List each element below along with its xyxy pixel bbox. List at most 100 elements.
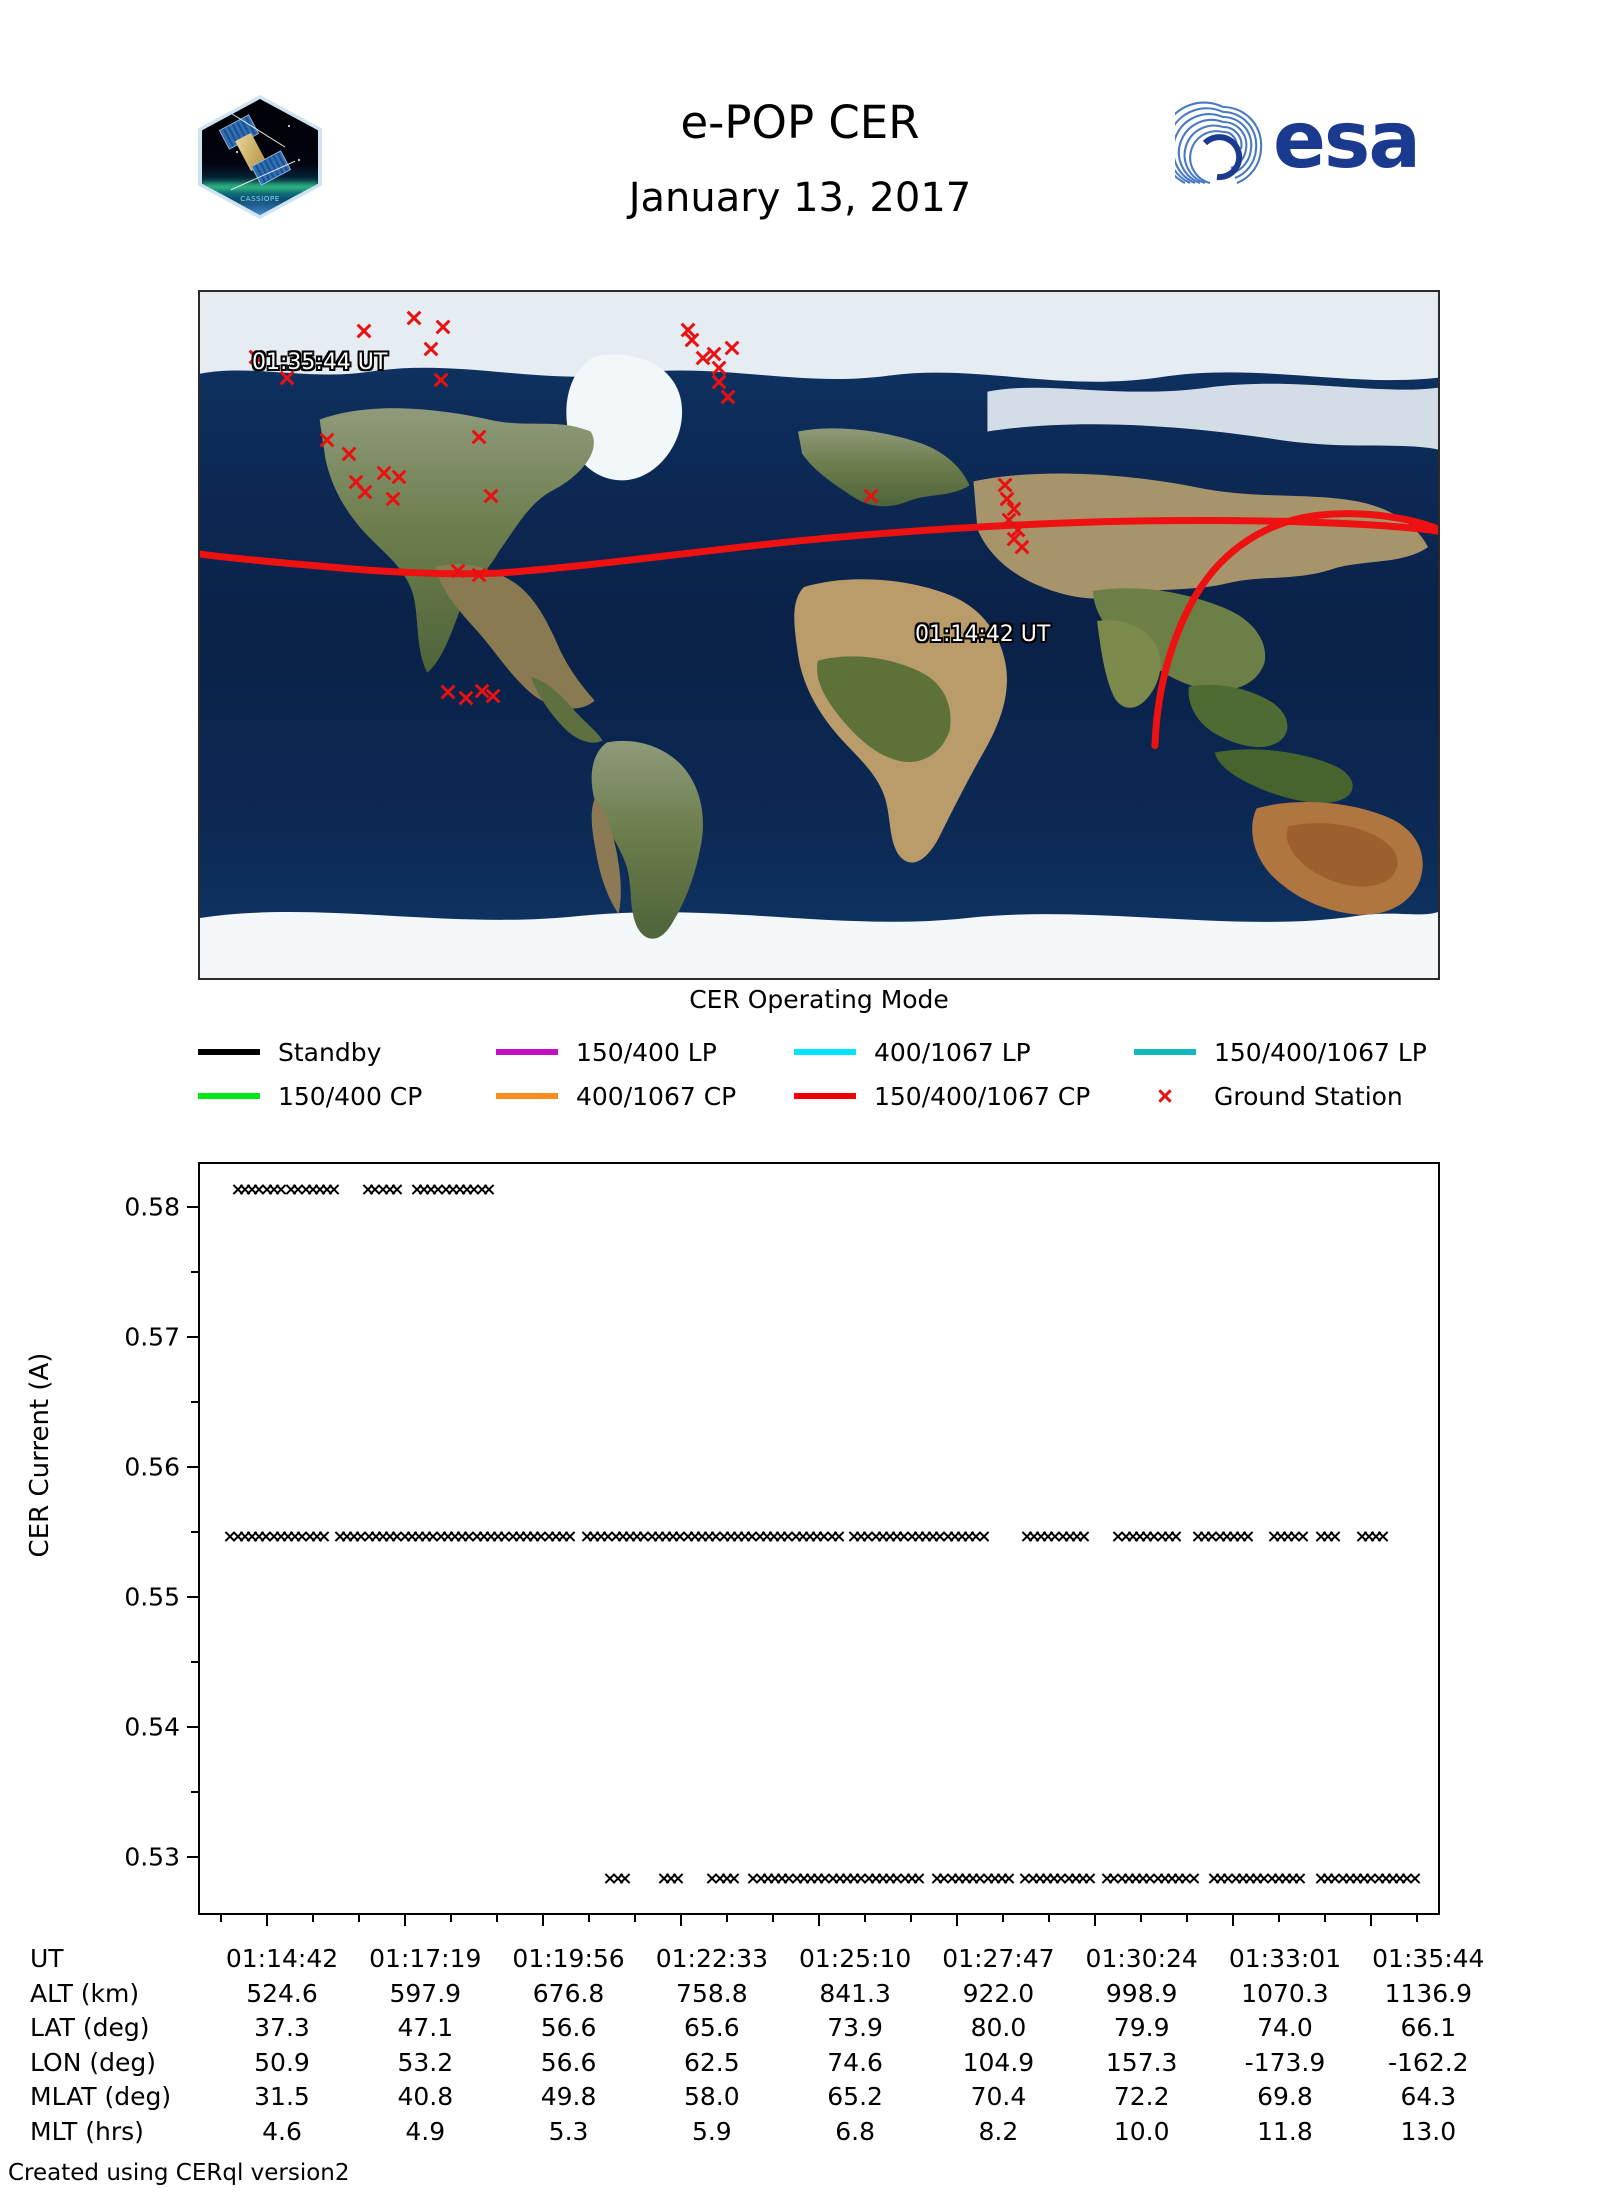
legend-row: 150/400 CP 400/1067 CP 150/400/1067 CP Grou… (198, 1074, 1440, 1118)
table-cell: -173.9 (1244, 2047, 1326, 2077)
table-cell: 676.8 (532, 1978, 605, 2008)
data-point (977, 1530, 990, 1543)
table-cell: 70.4 (970, 2082, 1027, 2111)
table-cell: 72.2 (1113, 2082, 1170, 2111)
legend-label: 150/400 CP (278, 1081, 423, 1111)
legend-item[interactable]: 150/400/1067 LP (1134, 1038, 1440, 1067)
x-axis-tick (1094, 1915, 1096, 1926)
table-cell: 597.9 (389, 1978, 462, 2008)
table-cell: 4.9 (405, 2116, 446, 2146)
data-point (1084, 1872, 1097, 1885)
ground-track-map[interactable]: 01:35:44 UT 01:14:42 UT (198, 290, 1440, 980)
x-axis-minor-tick (450, 1915, 452, 1922)
data-point (328, 1183, 341, 1196)
x-axis-minor-tick (726, 1915, 728, 1922)
x-axis-minor-tick (312, 1915, 314, 1922)
table-cell: 31.5 (254, 2082, 310, 2111)
legend-label: 150/400/1067 CP (874, 1081, 1091, 1111)
operating-mode-legend: Standby 150/400 LP 400/1067 LP 150/400/1067… (198, 1030, 1440, 1118)
table-cell: 8.2 (978, 2116, 1019, 2146)
data-point (1377, 1530, 1390, 1543)
table-cell: 80.0 (970, 2013, 1027, 2042)
y-axis-tick (187, 1336, 198, 1339)
y-axis-minor-tick (191, 1271, 198, 1274)
table-cell: 73.9 (827, 2013, 883, 2042)
table-row: MLT (hrs) 4.6 4.9 5.3 5.9 6.8 8.2 10.0 11.8 13.0 (30, 2115, 1500, 2150)
footer-credit: Created using CERql version2 (8, 2160, 350, 2186)
table-cell: 47.1 (397, 2013, 454, 2042)
table-cell: 53.2 (397, 2047, 454, 2077)
plot-data-area (200, 1164, 1438, 1913)
y-axis-tick (187, 1466, 198, 1469)
x-axis-minor-tick (1186, 1915, 1188, 1922)
legend-color-swatch (496, 1093, 558, 1099)
x-axis-tick (1232, 1915, 1234, 1926)
table-cell: 01:14:42 (225, 1944, 339, 1973)
track-end-time-label: 01:35:44 UT (252, 350, 388, 375)
legend-item[interactable]: Ground Station (1134, 1082, 1440, 1111)
table-cell: 01:22:33 (655, 1944, 768, 1973)
x-axis-minor-tick (1324, 1915, 1326, 1922)
table-row: ALT (km) 524.6 597.9 676.8 758.8 841.3 922.0 99… (30, 1977, 1500, 2012)
x-axis-minor-tick (220, 1915, 222, 1922)
x-axis-minor-tick (864, 1915, 866, 1922)
track-start-time-label: 01:14:42 UT (915, 622, 1051, 647)
legend-item[interactable]: 400/1067 LP (794, 1038, 1134, 1067)
table-cell: 01:17:19 (369, 1944, 482, 1973)
data-point (832, 1530, 845, 1543)
table-cell: 13.0 (1400, 2116, 1457, 2146)
page-title: e-POP CER (680, 96, 920, 149)
legend-item[interactable]: 150/400 CP (198, 1082, 496, 1111)
data-point (618, 1872, 631, 1885)
table-cell: 6.8 (835, 2116, 875, 2146)
cassiope-mission-logo: CASSIOPE (198, 95, 322, 219)
x-axis-minor-tick (358, 1915, 360, 1922)
y-axis-minor-tick (191, 1790, 198, 1793)
legend-item[interactable]: 150/400 LP (496, 1038, 794, 1067)
ephemeris-table: UT 01:14:42 01:17:19 01:19:56 01:22:33 01:25:… (30, 1942, 1500, 2149)
table-cell: 74.6 (827, 2047, 883, 2077)
table-cell: 998.9 (1105, 1978, 1178, 2008)
data-point (564, 1530, 577, 1543)
y-axis-minor-tick (191, 1660, 198, 1663)
table-row-label: MLT (hrs) (30, 2116, 144, 2146)
legend-item[interactable]: Standby (198, 1038, 496, 1067)
legend-color-swatch (198, 1093, 260, 1099)
data-point (1242, 1530, 1255, 1543)
data-point (1170, 1530, 1183, 1543)
table-cell: 69.8 (1257, 2082, 1313, 2111)
ephemeris-data-table: UT 01:14:42 01:17:19 01:19:56 01:22:33 01:25:… (30, 1942, 1500, 2149)
table-cell: 62.5 (684, 2047, 740, 2077)
legend-label: 400/1067 LP (874, 1037, 1031, 1067)
table-row: MLAT (deg) 31.5 40.8 49.8 58.0 65.2 70.4 72.2 69… (30, 2080, 1500, 2115)
y-axis-tick (187, 1206, 198, 1209)
logo-hex-inner: CASSIOPE (202, 99, 318, 215)
legend-item[interactable]: 400/1067 CP (496, 1082, 794, 1111)
table-cell: 1136.9 (1384, 1978, 1473, 2008)
legend-label: 150/400 LP (576, 1037, 717, 1067)
esa-logo: esa (1175, 95, 1465, 190)
table-cell: 49.8 (540, 2082, 597, 2111)
data-point (482, 1183, 495, 1196)
table-cell: 922.0 (962, 1978, 1035, 2008)
x-axis-minor-tick (634, 1915, 636, 1922)
table-cell: 01:35:44 (1372, 1944, 1485, 1973)
table-cell: 01:27:47 (942, 1944, 1055, 1973)
table-cell: 65.2 (827, 2082, 883, 2111)
table-row: UT 01:14:42 01:17:19 01:19:56 01:22:33 01:25:… (30, 1942, 1500, 1977)
legend-color-swatch (198, 1049, 260, 1055)
table-cell: 56.6 (540, 2047, 597, 2077)
ground-station-icon (1134, 1086, 1196, 1106)
legend-label: 150/400/1067 LP (1214, 1037, 1427, 1067)
cer-current-plot[interactable] (198, 1162, 1440, 1915)
table-row-label: LON (deg) (30, 2047, 156, 2077)
table-row-label: ALT (km) (30, 1978, 140, 2008)
legend-label: Standby (278, 1037, 382, 1067)
table-cell: 65.6 (684, 2013, 740, 2042)
table-row: LON (deg) 50.9 53.2 56.6 62.5 74.6 104.9 157.3 -… (30, 2046, 1500, 2081)
legend-title: CER Operating Mode (689, 985, 949, 1014)
table-cell: 157.3 (1105, 2047, 1178, 2077)
table-cell: 64.3 (1400, 2082, 1457, 2111)
x-axis-minor-tick (1416, 1915, 1418, 1922)
legend-item[interactable]: 150/400/1067 CP (794, 1082, 1134, 1111)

------------------------------------------------------------------------

* **Problem**
Copy all of the records above word for word, keeping the pictures out of your answer.

* **Expected answer**
List each element below along with its xyxy pixel bbox. List at most 100 elements.
legend-row: 150/400 CP 400/1067 CP 150/400/1067 CP Grou… (198, 1074, 1440, 1118)
table-cell: -173.9 (1244, 2047, 1326, 2077)
table-cell: 676.8 (532, 1978, 605, 2008)
data-point (977, 1530, 990, 1543)
table-cell: 70.4 (970, 2082, 1027, 2111)
table-cell: 72.2 (1113, 2082, 1170, 2111)
legend-label: 150/400 CP (278, 1081, 423, 1111)
legend-item[interactable]: 150/400/1067 LP (1134, 1038, 1440, 1067)
x-axis-tick (1094, 1915, 1096, 1926)
table-cell: 597.9 (389, 1978, 462, 2008)
table-cell: 4.9 (405, 2116, 446, 2146)
data-point (1084, 1872, 1097, 1885)
ground-track-map[interactable]: 01:35:44 UT 01:14:42 UT (198, 290, 1440, 980)
x-axis-minor-tick (450, 1915, 452, 1922)
data-point (328, 1183, 341, 1196)
x-axis-minor-tick (726, 1915, 728, 1922)
x-axis-minor-tick (312, 1915, 314, 1922)
table-cell: 31.5 (254, 2082, 310, 2111)
legend-label: 150/400/1067 CP (874, 1081, 1091, 1111)
operating-mode-legend: Standby 150/400 LP 400/1067 LP 150/400/1067… (198, 1030, 1440, 1118)
table-cell: 8.2 (978, 2116, 1019, 2146)
data-point (1377, 1530, 1390, 1543)
table-cell: 80.0 (970, 2013, 1027, 2042)
y-axis-tick (187, 1336, 198, 1339)
y-axis-minor-tick (191, 1271, 198, 1274)
table-cell: 73.9 (827, 2013, 883, 2042)
table-row: MLT (hrs) 4.6 4.9 5.3 5.9 6.8 8.2 10.0 11.8 13.0 (30, 2115, 1500, 2150)
footer-credit: Created using CERql version2 (8, 2160, 350, 2186)
table-cell: 47.1 (397, 2013, 454, 2042)
table-cell: 53.2 (397, 2047, 454, 2077)
plot-data-area (200, 1164, 1438, 1913)
y-axis-tick (187, 1466, 198, 1469)
x-axis-minor-tick (1186, 1915, 1188, 1922)
legend-color-swatch (496, 1093, 558, 1099)
x-axis-tick (1232, 1915, 1234, 1926)
table-cell: 01:14:42 (225, 1944, 339, 1973)
track-end-time-label: 01:35:44 UT (252, 350, 388, 375)
legend-item[interactable]: Ground Station (1134, 1082, 1440, 1111)
table-cell: 01:22:33 (655, 1944, 768, 1973)
x-axis-minor-tick (1324, 1915, 1326, 1922)
table-row: ALT (km) 524.6 597.9 676.8 758.8 841.3 922.0 99… (30, 1977, 1500, 2012)
x-axis-minor-tick (220, 1915, 222, 1922)
x-axis-minor-tick (864, 1915, 866, 1922)
track-start-time-label: 01:14:42 UT (915, 622, 1051, 647)
legend-item[interactable]: 400/1067 LP (794, 1038, 1134, 1067)
table-cell: 01:17:19 (369, 1944, 482, 1973)
data-point (832, 1530, 845, 1543)
table-cell: 13.0 (1400, 2116, 1457, 2146)
page-title: e-POP CER (680, 96, 920, 149)
legend-item[interactable]: 150/400 CP (198, 1082, 496, 1111)
data-point (618, 1872, 631, 1885)
table-cell: 6.8 (835, 2116, 875, 2146)
cassiope-mission-logo: CASSIOPE (198, 95, 322, 219)
x-axis-minor-tick (358, 1915, 360, 1922)
y-axis-minor-tick (191, 1790, 198, 1793)
legend-item[interactable]: 150/400 LP (496, 1038, 794, 1067)
ephemeris-table: UT 01:14:42 01:17:19 01:19:56 01:22:33 01:25:… (30, 1942, 1500, 2149)
table-cell: 74.6 (827, 2047, 883, 2077)
table-cell: 998.9 (1105, 1978, 1178, 2008)
data-point (564, 1530, 577, 1543)
y-axis-minor-tick (191, 1660, 198, 1663)
table-row-label: MLT (hrs) (30, 2116, 144, 2146)
legend-item[interactable]: Standby (198, 1038, 496, 1067)
legend-color-swatch (198, 1093, 260, 1099)
data-point (1242, 1530, 1255, 1543)
data-point (1170, 1530, 1183, 1543)
table-cell: 69.8 (1257, 2082, 1313, 2111)
ephemeris-data-table: UT 01:14:42 01:17:19 01:19:56 01:22:33 01:25:… (30, 1942, 1500, 2149)
table-cell: 62.5 (684, 2047, 740, 2077)
legend-label: 400/1067 LP (874, 1037, 1031, 1067)
table-row: MLAT (deg) 31.5 40.8 49.8 58.0 65.2 70.4 72.2 69… (30, 2080, 1500, 2115)
y-axis-tick (187, 1206, 198, 1209)
logo-hex-inner: CASSIOPE (202, 99, 318, 215)
legend-item[interactable]: 400/1067 CP (496, 1082, 794, 1111)
table-cell: 1136.9 (1384, 1978, 1473, 2008)
legend-label: 150/400 LP (576, 1037, 717, 1067)
esa-logo: esa (1175, 95, 1465, 190)
table-cell: 49.8 (540, 2082, 597, 2111)
data-point (482, 1183, 495, 1196)
table-cell: 922.0 (962, 1978, 1035, 2008)
x-axis-minor-tick (634, 1915, 636, 1922)
table-cell: 01:35:44 (1372, 1944, 1485, 1973)
table-cell: 01:27:47 (942, 1944, 1055, 1973)
table-cell: 65.2 (827, 2082, 883, 2111)
table-row: UT 01:14:42 01:17:19 01:19:56 01:22:33 01:25:… (30, 1942, 1500, 1977)
legend-color-swatch (198, 1049, 260, 1055)
table-cell: 56.6 (540, 2047, 597, 2077)
ground-station-icon (1134, 1086, 1196, 1106)
legend-label: 150/400/1067 LP (1214, 1037, 1427, 1067)
cer-current-plot[interactable] (198, 1162, 1440, 1915)
table-row-label: LON (deg) (30, 2047, 156, 2077)
table-row-label: ALT (km) (30, 1978, 140, 2008)
legend-label: Standby (278, 1037, 382, 1067)
table-cell: 65.6 (684, 2013, 740, 2042)
table-row: LON (deg) 50.9 53.2 56.6 62.5 74.6 104.9 157.3 -… (30, 2046, 1500, 2081)
legend-title: CER Operating Mode (689, 985, 949, 1014)
table-cell: 157.3 (1105, 2047, 1178, 2077)
table-cell: 64.3 (1400, 2082, 1457, 2111)
x-axis-minor-tick (1416, 1915, 1418, 1922)
legend-item[interactable]: 150/400/1067 CP (794, 1082, 1134, 1111)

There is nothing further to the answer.